(Dataset items)
———

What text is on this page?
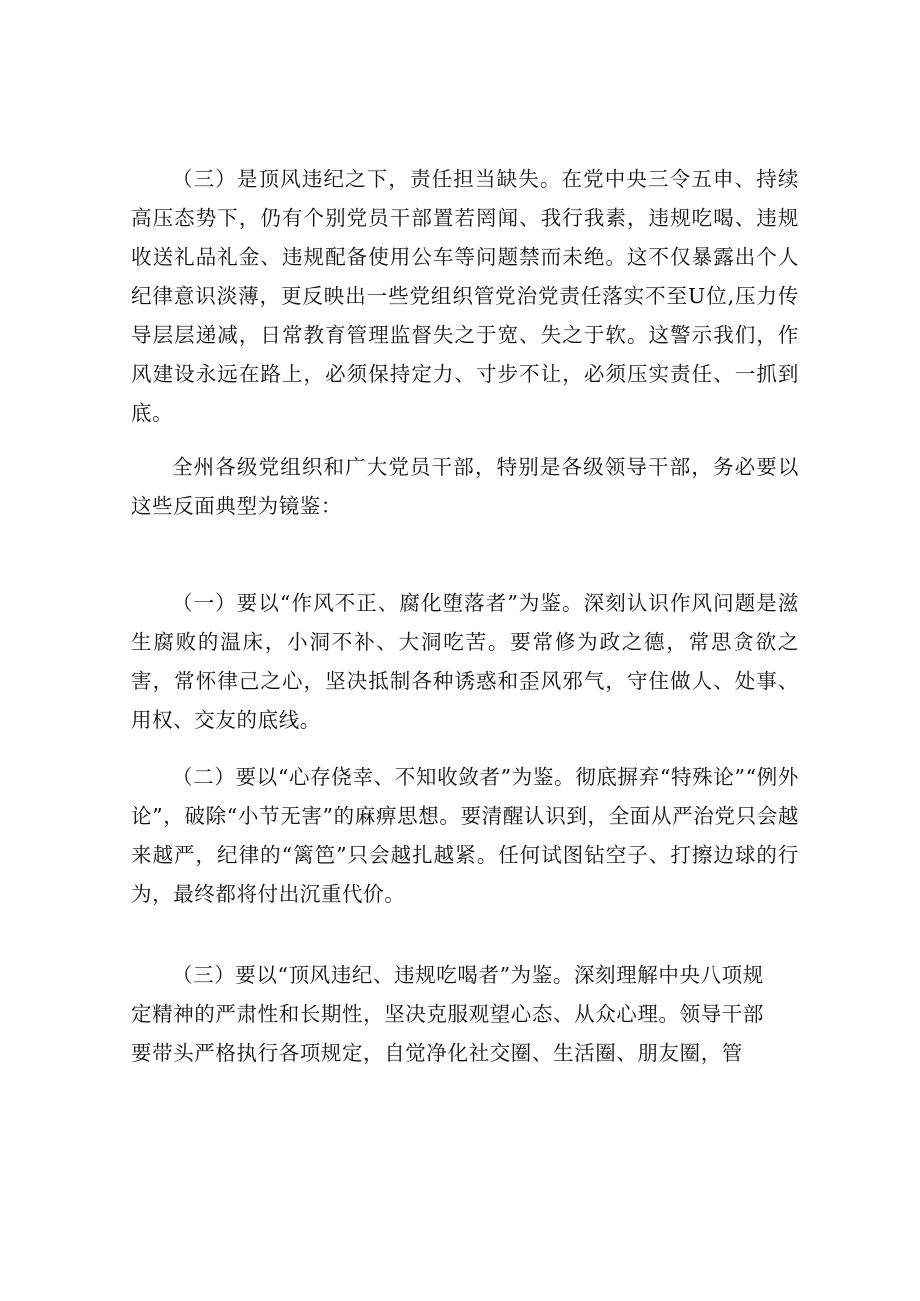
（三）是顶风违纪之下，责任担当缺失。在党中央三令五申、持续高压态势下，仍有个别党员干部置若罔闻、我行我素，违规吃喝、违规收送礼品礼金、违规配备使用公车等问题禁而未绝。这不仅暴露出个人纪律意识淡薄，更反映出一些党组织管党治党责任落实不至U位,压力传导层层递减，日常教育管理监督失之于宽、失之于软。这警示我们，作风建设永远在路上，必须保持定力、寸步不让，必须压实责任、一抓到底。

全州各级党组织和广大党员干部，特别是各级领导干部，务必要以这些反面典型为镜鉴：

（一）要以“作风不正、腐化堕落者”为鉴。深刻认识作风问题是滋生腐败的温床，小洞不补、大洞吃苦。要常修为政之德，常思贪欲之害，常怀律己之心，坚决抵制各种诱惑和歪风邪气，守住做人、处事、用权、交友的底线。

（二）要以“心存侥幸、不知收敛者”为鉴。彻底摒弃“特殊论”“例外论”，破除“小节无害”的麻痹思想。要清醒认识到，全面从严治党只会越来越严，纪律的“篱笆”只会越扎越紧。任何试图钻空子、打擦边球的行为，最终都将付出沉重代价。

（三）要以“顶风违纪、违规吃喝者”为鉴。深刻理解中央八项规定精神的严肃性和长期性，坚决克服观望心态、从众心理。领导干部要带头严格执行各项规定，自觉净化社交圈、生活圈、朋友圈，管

———

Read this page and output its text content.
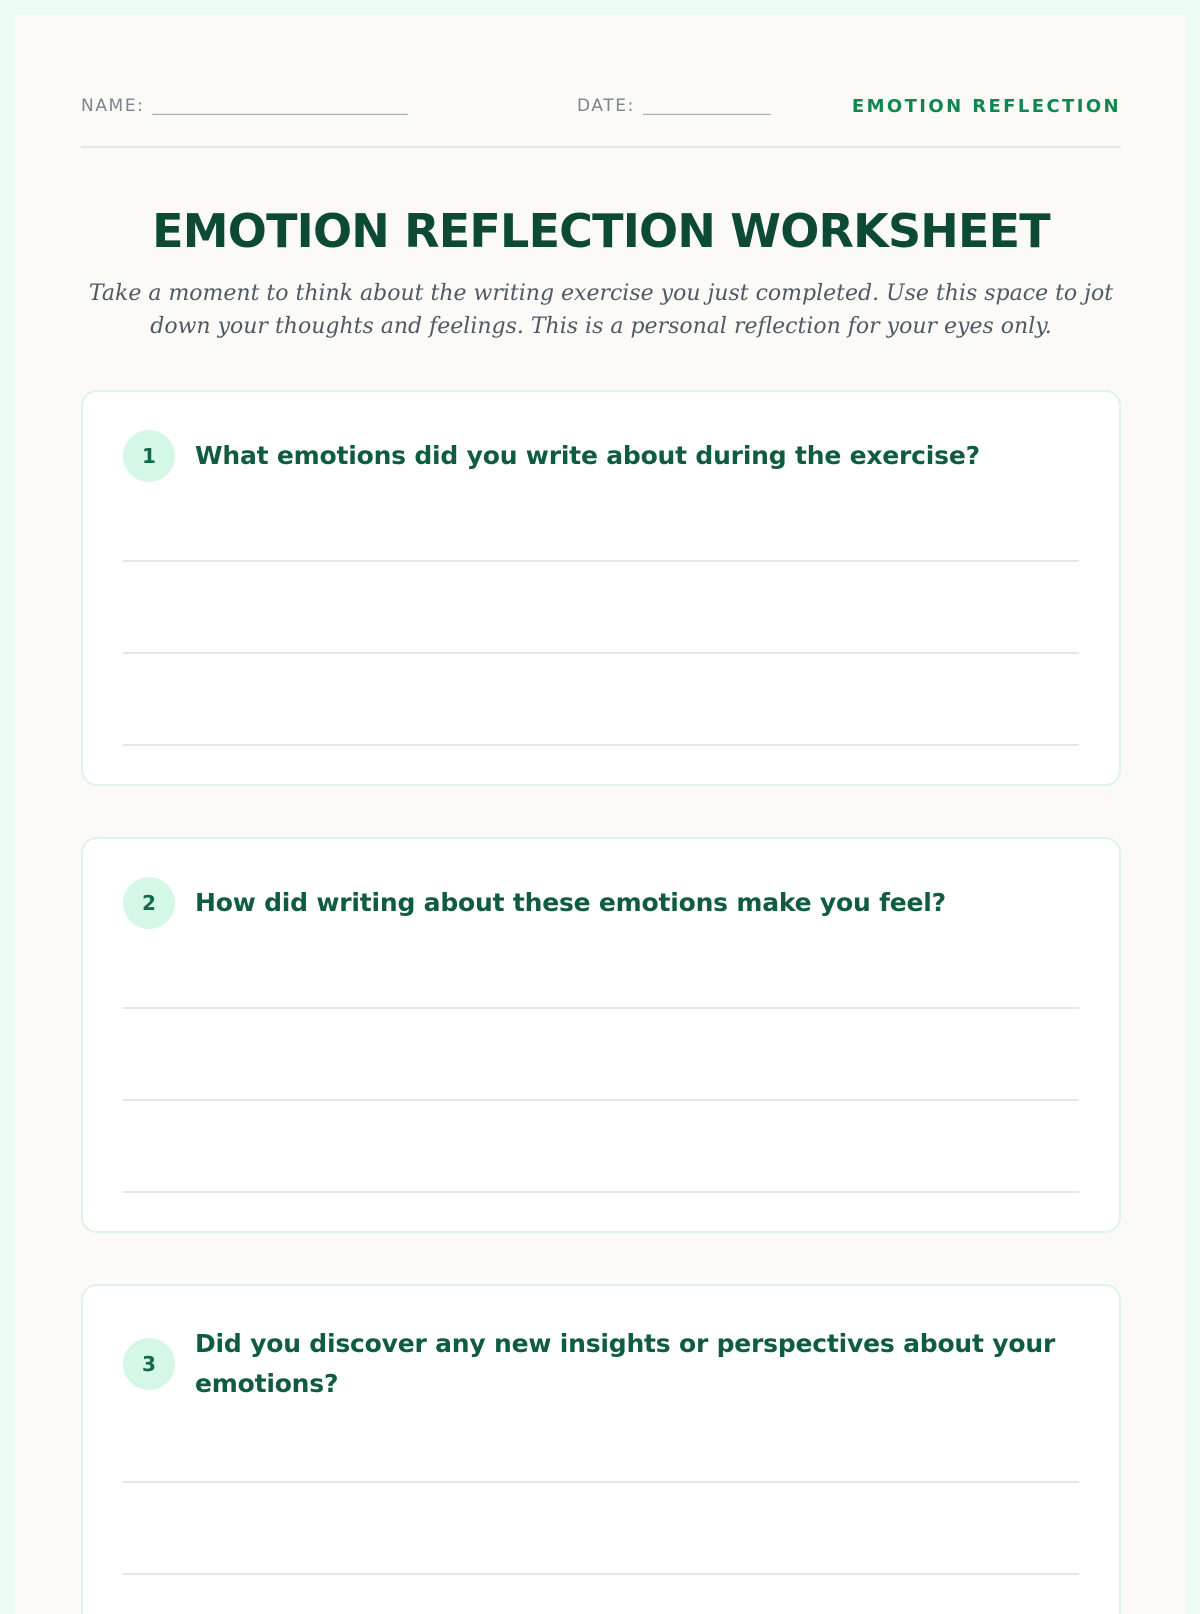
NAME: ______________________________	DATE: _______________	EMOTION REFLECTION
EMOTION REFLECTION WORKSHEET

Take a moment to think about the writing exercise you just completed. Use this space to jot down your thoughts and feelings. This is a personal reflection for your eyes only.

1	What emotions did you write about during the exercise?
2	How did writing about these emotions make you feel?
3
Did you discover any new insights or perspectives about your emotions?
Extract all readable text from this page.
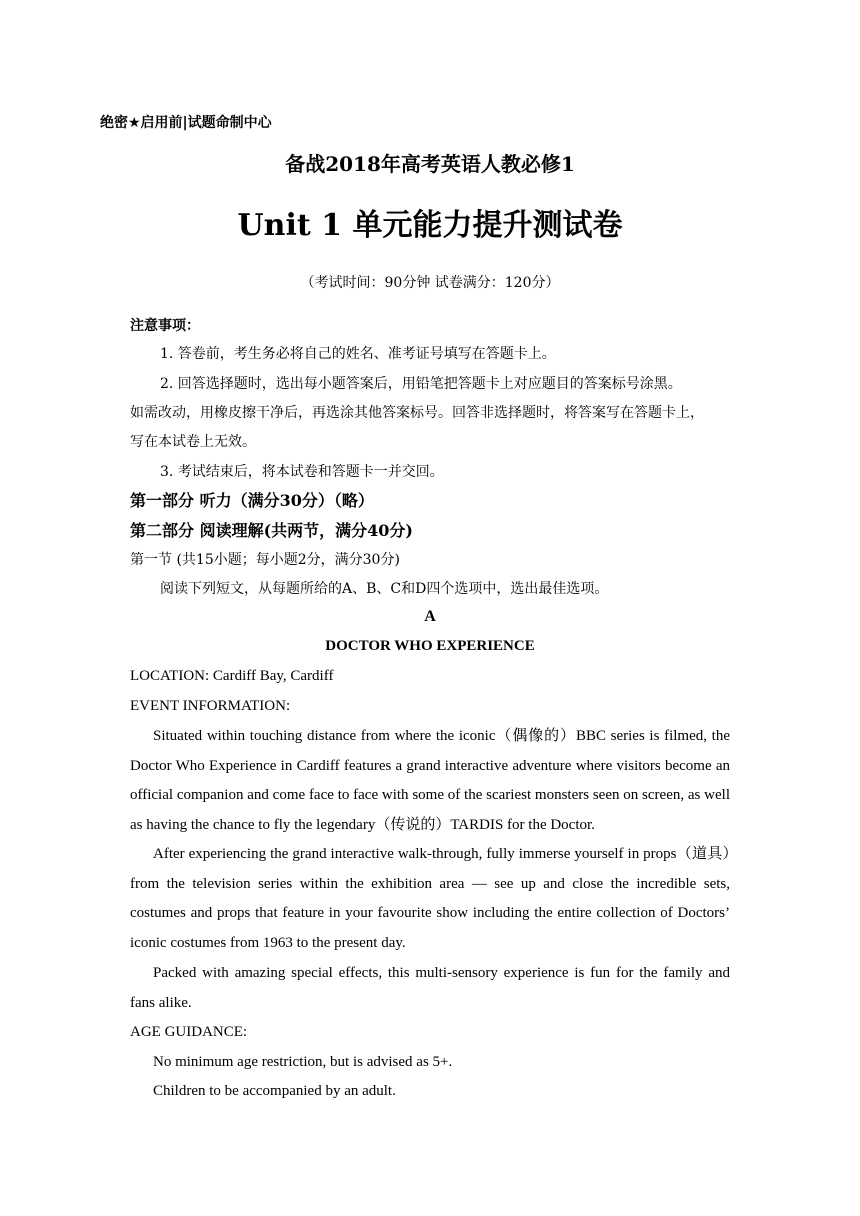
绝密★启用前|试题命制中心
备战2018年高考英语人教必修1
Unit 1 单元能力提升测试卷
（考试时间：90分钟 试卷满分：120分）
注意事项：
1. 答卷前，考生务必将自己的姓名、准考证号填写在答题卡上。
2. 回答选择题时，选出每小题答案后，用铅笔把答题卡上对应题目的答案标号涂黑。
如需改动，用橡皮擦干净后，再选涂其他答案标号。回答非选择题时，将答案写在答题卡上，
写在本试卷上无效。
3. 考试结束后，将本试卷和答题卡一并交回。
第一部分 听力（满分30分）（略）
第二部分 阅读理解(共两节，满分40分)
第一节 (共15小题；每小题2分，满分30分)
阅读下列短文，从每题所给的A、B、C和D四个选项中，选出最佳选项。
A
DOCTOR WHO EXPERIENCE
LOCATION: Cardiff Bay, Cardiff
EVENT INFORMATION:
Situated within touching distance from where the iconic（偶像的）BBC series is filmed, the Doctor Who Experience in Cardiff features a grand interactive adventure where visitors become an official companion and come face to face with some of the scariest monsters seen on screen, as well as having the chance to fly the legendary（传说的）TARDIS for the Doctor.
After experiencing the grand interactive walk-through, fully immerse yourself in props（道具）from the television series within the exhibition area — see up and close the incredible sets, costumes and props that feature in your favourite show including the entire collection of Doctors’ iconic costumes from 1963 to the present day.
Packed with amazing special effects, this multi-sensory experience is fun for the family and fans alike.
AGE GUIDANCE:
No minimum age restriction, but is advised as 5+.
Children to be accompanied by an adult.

———

[Given request]: Search the listing for the string "grand". Copy each line where it turns up.

[Solution to the problem]:
Situated within touching distance from where the iconic（偶像的）BBC series is filmed, the Doctor Who Experience in Cardiff features a grand interactive adventure where visitors become an official companion and come face to face with some of the scariest monsters seen on screen, as well as having the chance to fly the legendary（传说的）TARDIS for the Doctor.
After experiencing the grand interactive walk-through, fully immerse yourself in props（道具）from the television series within the exhibition area — see up and close the incredible sets, costumes and props that feature in your favourite show including the entire collection of Doctors’ iconic costumes from 1963 to the present day.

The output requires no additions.